- **Available data**:
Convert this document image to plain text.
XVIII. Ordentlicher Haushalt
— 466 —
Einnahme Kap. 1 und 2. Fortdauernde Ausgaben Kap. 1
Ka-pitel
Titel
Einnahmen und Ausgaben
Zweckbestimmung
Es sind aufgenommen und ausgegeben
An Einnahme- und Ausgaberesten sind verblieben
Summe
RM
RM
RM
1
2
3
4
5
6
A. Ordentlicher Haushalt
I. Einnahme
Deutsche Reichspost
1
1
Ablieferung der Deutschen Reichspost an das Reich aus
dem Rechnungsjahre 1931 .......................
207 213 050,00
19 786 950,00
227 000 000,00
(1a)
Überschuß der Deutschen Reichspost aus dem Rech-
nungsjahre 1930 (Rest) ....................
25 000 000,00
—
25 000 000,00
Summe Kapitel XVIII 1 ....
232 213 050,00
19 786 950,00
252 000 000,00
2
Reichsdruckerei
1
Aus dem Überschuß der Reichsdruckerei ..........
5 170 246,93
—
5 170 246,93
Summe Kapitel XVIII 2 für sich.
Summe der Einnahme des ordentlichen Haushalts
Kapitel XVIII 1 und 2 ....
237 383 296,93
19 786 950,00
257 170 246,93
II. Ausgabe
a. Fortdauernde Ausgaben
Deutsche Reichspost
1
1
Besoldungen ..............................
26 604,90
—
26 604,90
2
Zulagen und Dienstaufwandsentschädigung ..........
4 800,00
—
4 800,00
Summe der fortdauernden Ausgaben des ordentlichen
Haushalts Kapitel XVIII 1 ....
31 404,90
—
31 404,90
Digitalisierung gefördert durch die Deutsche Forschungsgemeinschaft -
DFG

- **Your goal**: Please give back the listing in full; each line must match exactly.

- **The answer**:
Convert this document image to plain text.
XVIII. Ordentlicher Haushalt
— 466 —
Einnahme Kap. 1 und 2. Fortdauernde Ausgaben Kap. 1
Ka-pitel
Titel
Einnahmen und Ausgaben
Zweckbestimmung
Es sind aufgenommen und ausgegeben
An Einnahme- und Ausgaberesten sind verblieben
Summe
RM
RM
RM
1
2
3
4
5
6
A. Ordentlicher Haushalt
I. Einnahme
Deutsche Reichspost
1
1
Ablieferung der Deutschen Reichspost an das Reich aus
dem Rechnungsjahre 1931 .......................
207 213 050,00
19 786 950,00
227 000 000,00
(1a)
Überschuß der Deutschen Reichspost aus dem Rech-
nungsjahre 1930 (Rest) ....................
25 000 000,00
—
25 000 000,00
Summe Kapitel XVIII 1 ....
232 213 050,00
19 786 950,00
252 000 000,00
2
Reichsdruckerei
1
Aus dem Überschuß der Reichsdruckerei ..........
5 170 246,93
—
5 170 246,93
Summe Kapitel XVIII 2 für sich.
Summe der Einnahme des ordentlichen Haushalts
Kapitel XVIII 1 und 2 ....
237 383 296,93
19 786 950,00
257 170 246,93
II. Ausgabe
a. Fortdauernde Ausgaben
Deutsche Reichspost
1
1
Besoldungen ..............................
26 604,90
—
26 604,90
2
Zulagen und Dienstaufwandsentschädigung ..........
4 800,00
—
4 800,00
Summe der fortdauernden Ausgaben des ordentlichen
Haushalts Kapitel XVIII 1 ....
31 404,90
—
31 404,90
Digitalisierung gefördert durch die Deutsche Forschungsgemeinschaft -
DFG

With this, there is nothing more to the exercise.